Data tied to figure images
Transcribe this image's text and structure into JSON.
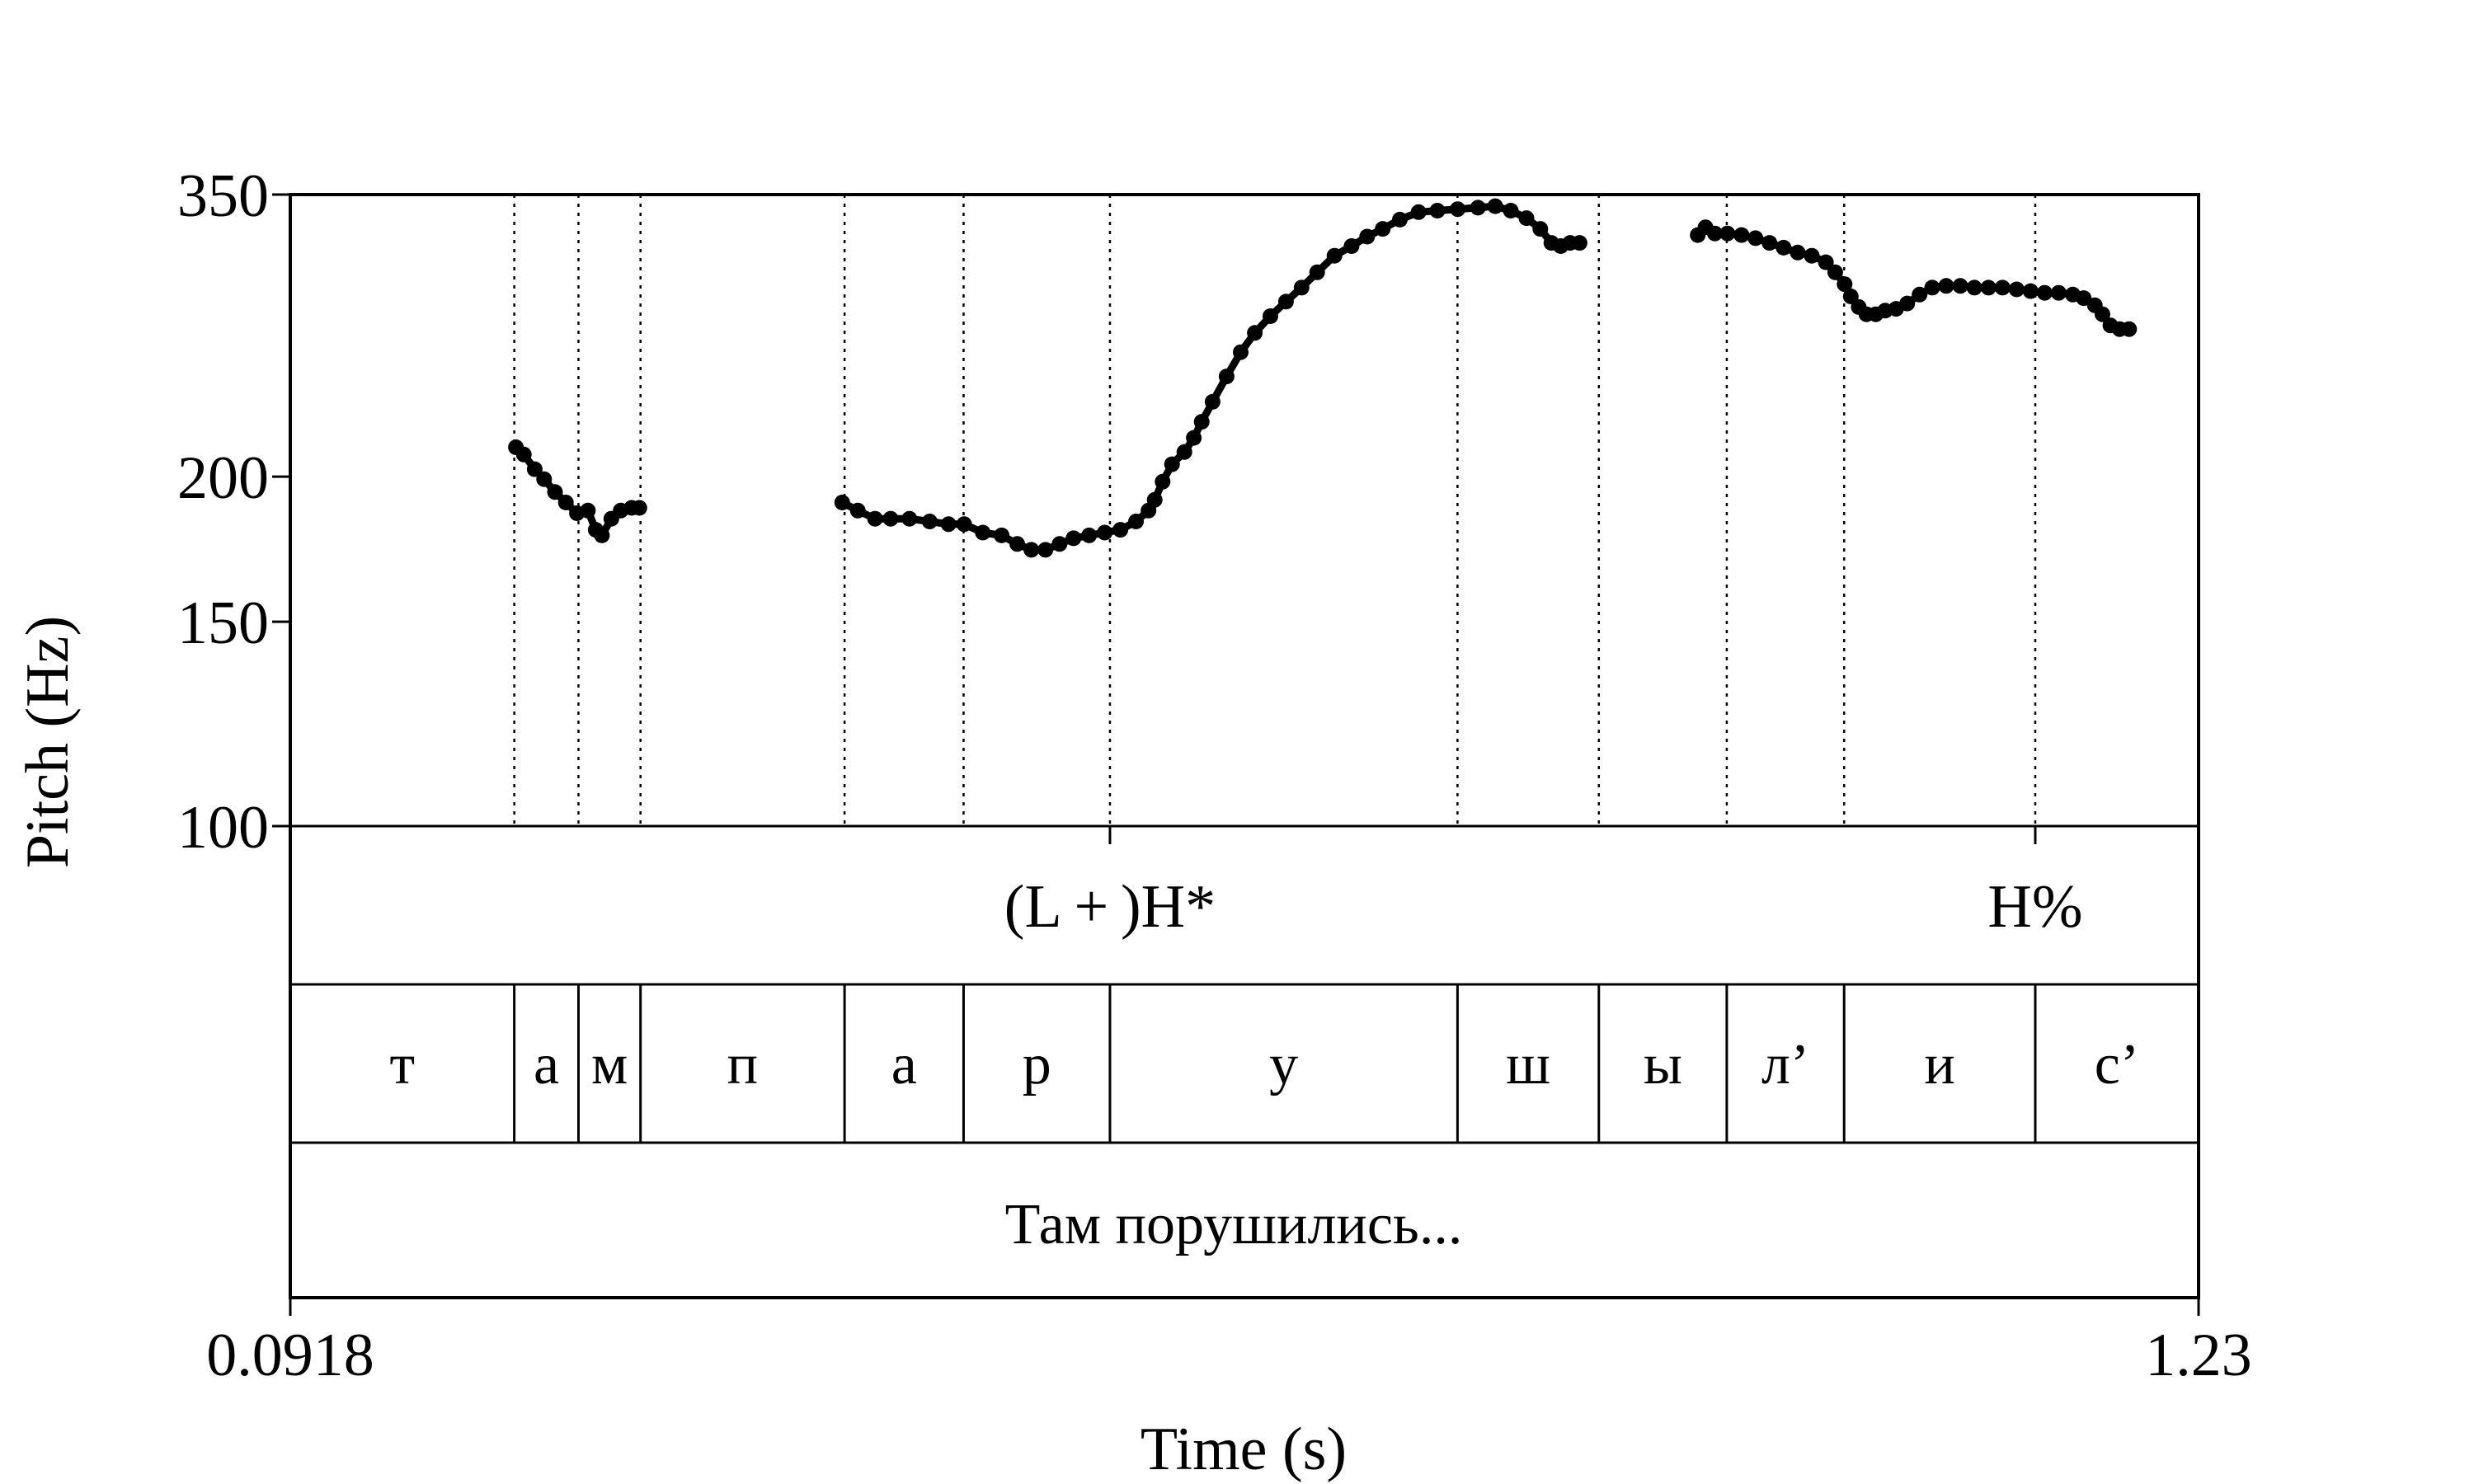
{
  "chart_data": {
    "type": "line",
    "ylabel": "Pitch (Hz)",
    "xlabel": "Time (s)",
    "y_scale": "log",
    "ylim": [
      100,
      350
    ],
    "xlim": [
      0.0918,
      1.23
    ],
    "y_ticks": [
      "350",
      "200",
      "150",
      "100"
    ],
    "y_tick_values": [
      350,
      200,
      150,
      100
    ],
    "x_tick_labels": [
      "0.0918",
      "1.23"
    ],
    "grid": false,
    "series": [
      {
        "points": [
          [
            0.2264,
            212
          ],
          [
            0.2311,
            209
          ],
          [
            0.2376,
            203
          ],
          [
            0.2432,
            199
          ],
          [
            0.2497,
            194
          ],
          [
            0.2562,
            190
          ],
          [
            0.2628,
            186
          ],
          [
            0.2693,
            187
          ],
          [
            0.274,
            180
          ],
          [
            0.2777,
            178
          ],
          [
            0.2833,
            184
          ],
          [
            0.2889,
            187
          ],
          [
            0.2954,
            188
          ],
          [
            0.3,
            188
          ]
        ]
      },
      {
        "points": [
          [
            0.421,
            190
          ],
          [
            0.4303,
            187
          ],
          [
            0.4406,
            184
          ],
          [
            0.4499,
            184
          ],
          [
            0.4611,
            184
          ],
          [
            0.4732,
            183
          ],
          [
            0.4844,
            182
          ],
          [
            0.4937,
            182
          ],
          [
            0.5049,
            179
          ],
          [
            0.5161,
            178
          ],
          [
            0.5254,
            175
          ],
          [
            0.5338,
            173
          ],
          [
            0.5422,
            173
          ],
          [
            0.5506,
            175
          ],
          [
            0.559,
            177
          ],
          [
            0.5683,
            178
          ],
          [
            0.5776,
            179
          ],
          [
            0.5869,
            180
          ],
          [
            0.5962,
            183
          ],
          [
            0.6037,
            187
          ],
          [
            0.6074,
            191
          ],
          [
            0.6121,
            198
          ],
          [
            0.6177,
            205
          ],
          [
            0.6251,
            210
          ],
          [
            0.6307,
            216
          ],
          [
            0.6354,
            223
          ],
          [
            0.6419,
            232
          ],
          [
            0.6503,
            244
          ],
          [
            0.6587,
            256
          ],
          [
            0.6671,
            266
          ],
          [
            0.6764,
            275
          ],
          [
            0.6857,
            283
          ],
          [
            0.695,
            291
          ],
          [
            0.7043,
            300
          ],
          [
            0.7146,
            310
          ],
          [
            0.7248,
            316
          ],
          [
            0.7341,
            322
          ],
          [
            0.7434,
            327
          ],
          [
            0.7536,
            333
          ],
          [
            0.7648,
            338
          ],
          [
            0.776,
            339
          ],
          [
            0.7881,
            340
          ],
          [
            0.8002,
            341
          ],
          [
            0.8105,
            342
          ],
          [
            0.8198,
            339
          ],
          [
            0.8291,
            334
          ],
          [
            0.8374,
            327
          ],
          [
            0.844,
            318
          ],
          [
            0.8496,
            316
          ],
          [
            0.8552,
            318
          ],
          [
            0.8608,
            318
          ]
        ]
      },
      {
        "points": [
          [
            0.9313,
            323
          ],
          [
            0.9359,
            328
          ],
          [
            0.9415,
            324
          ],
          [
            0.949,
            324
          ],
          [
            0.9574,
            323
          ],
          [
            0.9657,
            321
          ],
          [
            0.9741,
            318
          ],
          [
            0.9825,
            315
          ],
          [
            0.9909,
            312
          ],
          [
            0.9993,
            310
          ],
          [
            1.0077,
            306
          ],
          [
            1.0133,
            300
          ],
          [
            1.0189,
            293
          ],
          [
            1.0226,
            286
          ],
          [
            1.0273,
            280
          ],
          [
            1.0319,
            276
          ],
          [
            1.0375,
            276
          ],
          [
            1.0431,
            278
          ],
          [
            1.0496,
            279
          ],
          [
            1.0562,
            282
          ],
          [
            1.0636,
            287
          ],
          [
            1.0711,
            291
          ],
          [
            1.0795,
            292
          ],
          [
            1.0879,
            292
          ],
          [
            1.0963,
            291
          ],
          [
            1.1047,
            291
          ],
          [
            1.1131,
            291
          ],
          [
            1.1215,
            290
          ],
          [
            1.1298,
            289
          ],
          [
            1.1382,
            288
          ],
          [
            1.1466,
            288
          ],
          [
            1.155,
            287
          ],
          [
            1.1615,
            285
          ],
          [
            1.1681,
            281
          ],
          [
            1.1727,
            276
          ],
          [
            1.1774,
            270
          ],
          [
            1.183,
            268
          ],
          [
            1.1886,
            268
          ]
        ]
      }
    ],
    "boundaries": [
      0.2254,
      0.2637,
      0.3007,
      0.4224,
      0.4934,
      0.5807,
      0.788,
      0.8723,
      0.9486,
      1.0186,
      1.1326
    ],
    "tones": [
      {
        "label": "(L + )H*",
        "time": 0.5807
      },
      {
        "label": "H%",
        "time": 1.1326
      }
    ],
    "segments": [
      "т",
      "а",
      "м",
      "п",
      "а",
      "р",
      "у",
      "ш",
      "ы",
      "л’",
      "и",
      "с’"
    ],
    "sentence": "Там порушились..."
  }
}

§ Stated problem
The records above need to be restated word for word, with the pictures left out.

§ Response to this exercise
Transcribe this image's text and structure into JSON.
{
  "chart_data": {
    "type": "line",
    "ylabel": "Pitch (Hz)",
    "xlabel": "Time (s)",
    "y_scale": "log",
    "ylim": [
      100,
      350
    ],
    "xlim": [
      0.0918,
      1.23
    ],
    "y_ticks": [
      "350",
      "200",
      "150",
      "100"
    ],
    "y_tick_values": [
      350,
      200,
      150,
      100
    ],
    "x_tick_labels": [
      "0.0918",
      "1.23"
    ],
    "grid": false,
    "series": [
      {
        "points": [
          [
            0.2264,
            212
          ],
          [
            0.2311,
            209
          ],
          [
            0.2376,
            203
          ],
          [
            0.2432,
            199
          ],
          [
            0.2497,
            194
          ],
          [
            0.2562,
            190
          ],
          [
            0.2628,
            186
          ],
          [
            0.2693,
            187
          ],
          [
            0.274,
            180
          ],
          [
            0.2777,
            178
          ],
          [
            0.2833,
            184
          ],
          [
            0.2889,
            187
          ],
          [
            0.2954,
            188
          ],
          [
            0.3,
            188
          ]
        ]
      },
      {
        "points": [
          [
            0.421,
            190
          ],
          [
            0.4303,
            187
          ],
          [
            0.4406,
            184
          ],
          [
            0.4499,
            184
          ],
          [
            0.4611,
            184
          ],
          [
            0.4732,
            183
          ],
          [
            0.4844,
            182
          ],
          [
            0.4937,
            182
          ],
          [
            0.5049,
            179
          ],
          [
            0.5161,
            178
          ],
          [
            0.5254,
            175
          ],
          [
            0.5338,
            173
          ],
          [
            0.5422,
            173
          ],
          [
            0.5506,
            175
          ],
          [
            0.559,
            177
          ],
          [
            0.5683,
            178
          ],
          [
            0.5776,
            179
          ],
          [
            0.5869,
            180
          ],
          [
            0.5962,
            183
          ],
          [
            0.6037,
            187
          ],
          [
            0.6074,
            191
          ],
          [
            0.6121,
            198
          ],
          [
            0.6177,
            205
          ],
          [
            0.6251,
            210
          ],
          [
            0.6307,
            216
          ],
          [
            0.6354,
            223
          ],
          [
            0.6419,
            232
          ],
          [
            0.6503,
            244
          ],
          [
            0.6587,
            256
          ],
          [
            0.6671,
            266
          ],
          [
            0.6764,
            275
          ],
          [
            0.6857,
            283
          ],
          [
            0.695,
            291
          ],
          [
            0.7043,
            300
          ],
          [
            0.7146,
            310
          ],
          [
            0.7248,
            316
          ],
          [
            0.7341,
            322
          ],
          [
            0.7434,
            327
          ],
          [
            0.7536,
            333
          ],
          [
            0.7648,
            338
          ],
          [
            0.776,
            339
          ],
          [
            0.7881,
            340
          ],
          [
            0.8002,
            341
          ],
          [
            0.8105,
            342
          ],
          [
            0.8198,
            339
          ],
          [
            0.8291,
            334
          ],
          [
            0.8374,
            327
          ],
          [
            0.844,
            318
          ],
          [
            0.8496,
            316
          ],
          [
            0.8552,
            318
          ],
          [
            0.8608,
            318
          ]
        ]
      },
      {
        "points": [
          [
            0.9313,
            323
          ],
          [
            0.9359,
            328
          ],
          [
            0.9415,
            324
          ],
          [
            0.949,
            324
          ],
          [
            0.9574,
            323
          ],
          [
            0.9657,
            321
          ],
          [
            0.9741,
            318
          ],
          [
            0.9825,
            315
          ],
          [
            0.9909,
            312
          ],
          [
            0.9993,
            310
          ],
          [
            1.0077,
            306
          ],
          [
            1.0133,
            300
          ],
          [
            1.0189,
            293
          ],
          [
            1.0226,
            286
          ],
          [
            1.0273,
            280
          ],
          [
            1.0319,
            276
          ],
          [
            1.0375,
            276
          ],
          [
            1.0431,
            278
          ],
          [
            1.0496,
            279
          ],
          [
            1.0562,
            282
          ],
          [
            1.0636,
            287
          ],
          [
            1.0711,
            291
          ],
          [
            1.0795,
            292
          ],
          [
            1.0879,
            292
          ],
          [
            1.0963,
            291
          ],
          [
            1.1047,
            291
          ],
          [
            1.1131,
            291
          ],
          [
            1.1215,
            290
          ],
          [
            1.1298,
            289
          ],
          [
            1.1382,
            288
          ],
          [
            1.1466,
            288
          ],
          [
            1.155,
            287
          ],
          [
            1.1615,
            285
          ],
          [
            1.1681,
            281
          ],
          [
            1.1727,
            276
          ],
          [
            1.1774,
            270
          ],
          [
            1.183,
            268
          ],
          [
            1.1886,
            268
          ]
        ]
      }
    ],
    "boundaries": [
      0.2254,
      0.2637,
      0.3007,
      0.4224,
      0.4934,
      0.5807,
      0.788,
      0.8723,
      0.9486,
      1.0186,
      1.1326
    ],
    "tones": [
      {
        "label": "(L + )H*",
        "time": 0.5807
      },
      {
        "label": "H%",
        "time": 1.1326
      }
    ],
    "segments": [
      "т",
      "а",
      "м",
      "п",
      "а",
      "р",
      "у",
      "ш",
      "ы",
      "л’",
      "и",
      "с’"
    ],
    "sentence": "Там порушились..."
  }
}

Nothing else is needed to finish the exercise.